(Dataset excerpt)
* * * * *

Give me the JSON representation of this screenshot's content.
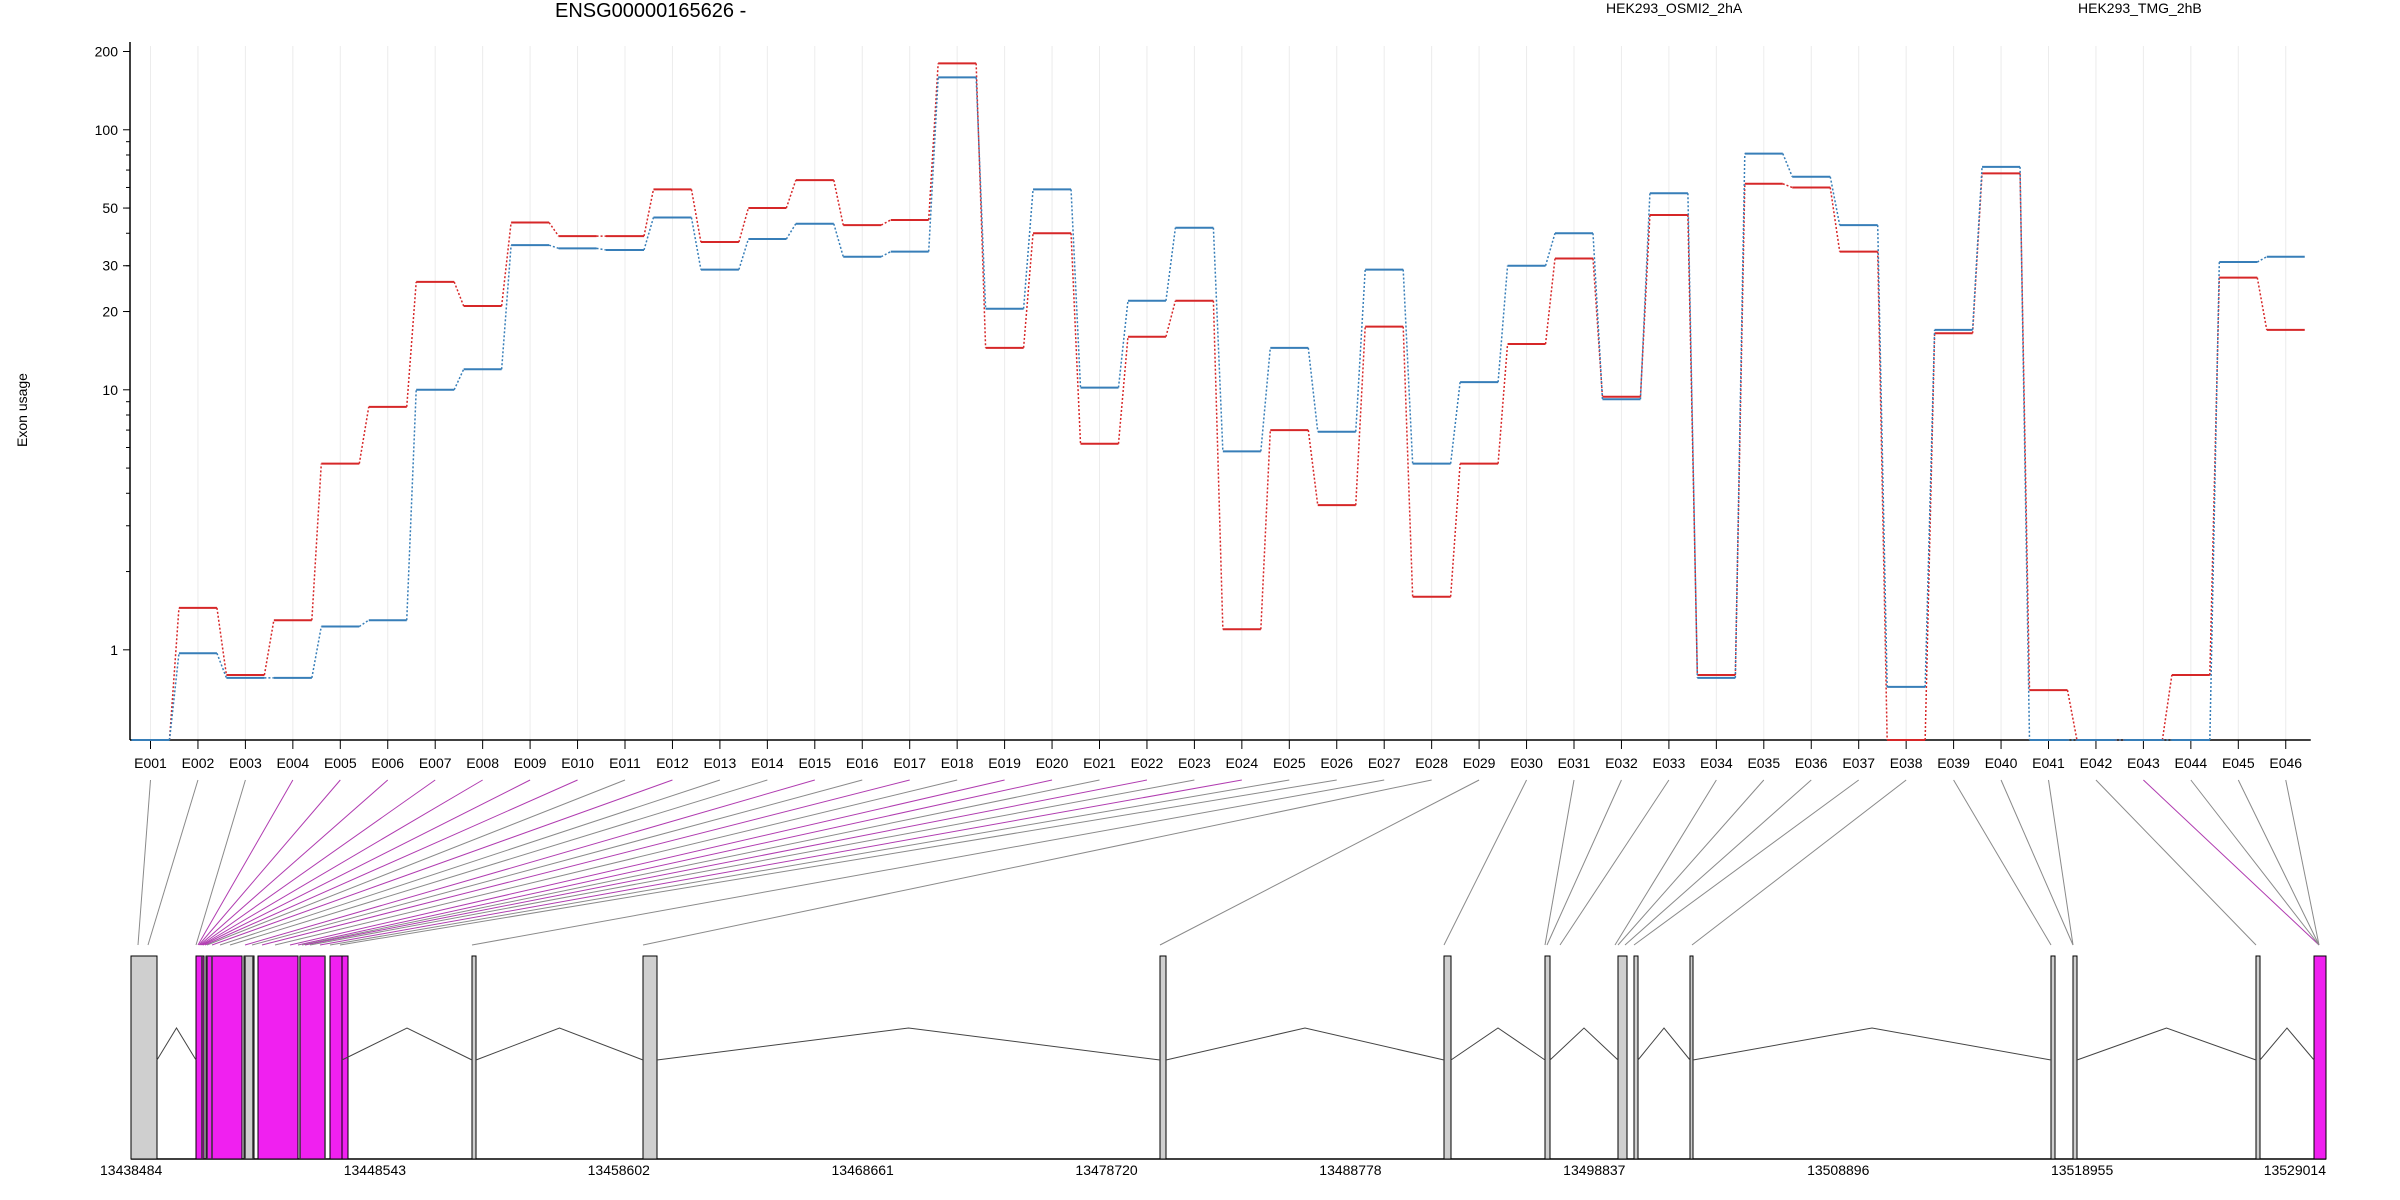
{
  "chart_data": {
    "type": "line",
    "title": "ENSG00000165626 -",
    "ylabel": "Exon usage",
    "xlabel": "",
    "y_scale": "log",
    "ylim": [
      0.45,
      210
    ],
    "y_ticks": [
      1,
      10,
      20,
      30,
      50,
      100,
      200
    ],
    "grid": "vertical lines at each exon",
    "legend_position": "top",
    "categories": [
      "E001",
      "E002",
      "E003",
      "E004",
      "E005",
      "E006",
      "E007",
      "E008",
      "E009",
      "E010",
      "E011",
      "E012",
      "E013",
      "E014",
      "E015",
      "E016",
      "E017",
      "E018",
      "E019",
      "E020",
      "E021",
      "E022",
      "E023",
      "E024",
      "E025",
      "E026",
      "E027",
      "E028",
      "E029",
      "E030",
      "E031",
      "E032",
      "E033",
      "E034",
      "E035",
      "E036",
      "E037",
      "E038",
      "E039",
      "E040",
      "E041",
      "E042",
      "E043",
      "E044",
      "E045",
      "E046"
    ],
    "series": [
      {
        "name": "HEK293_OSMI2_2hA",
        "color": "#d62728",
        "values": [
          0.45,
          1.45,
          0.8,
          1.3,
          5.2,
          8.6,
          26,
          21,
          44,
          39,
          39,
          59,
          37,
          50,
          64,
          43,
          45,
          180,
          14.5,
          40,
          6.2,
          16,
          22,
          1.2,
          7,
          3.6,
          17.5,
          1.6,
          5.2,
          15,
          32,
          9.4,
          47,
          0.8,
          62,
          60,
          34,
          0.45,
          16.5,
          68,
          0.7,
          0.45,
          0.45,
          0.8,
          27,
          17
        ]
      },
      {
        "name": "HEK293_TMG_2hB",
        "color": "#377eb8",
        "values": [
          0.45,
          0.97,
          0.78,
          0.78,
          1.23,
          1.3,
          10,
          12,
          36,
          35,
          34.5,
          46,
          29,
          38,
          43.5,
          32.5,
          34,
          159,
          20.5,
          59,
          10.2,
          22,
          42,
          5.8,
          14.5,
          6.9,
          29,
          5.2,
          10.7,
          30,
          40,
          9.2,
          57,
          0.78,
          81,
          66,
          43,
          0.72,
          17,
          72,
          0.45,
          0.45,
          0.45,
          0.45,
          31,
          32.5
        ]
      }
    ],
    "gene_axis": {
      "ticks": [
        "13438484",
        "13448543",
        "13458602",
        "13468661",
        "13478720",
        "13488778",
        "13498837",
        "13508896",
        "13518955",
        "13529014"
      ],
      "range": [
        13438484,
        13529014
      ],
      "exon_colors": {
        "highlighted": "#f020f0",
        "normal": "#cfcfcf"
      }
    }
  }
}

* * * * *

• WORK TO DO: Find every line holding the word "name"; give their count and nothing else.

• ANSWER TO THE PROBLEM: 2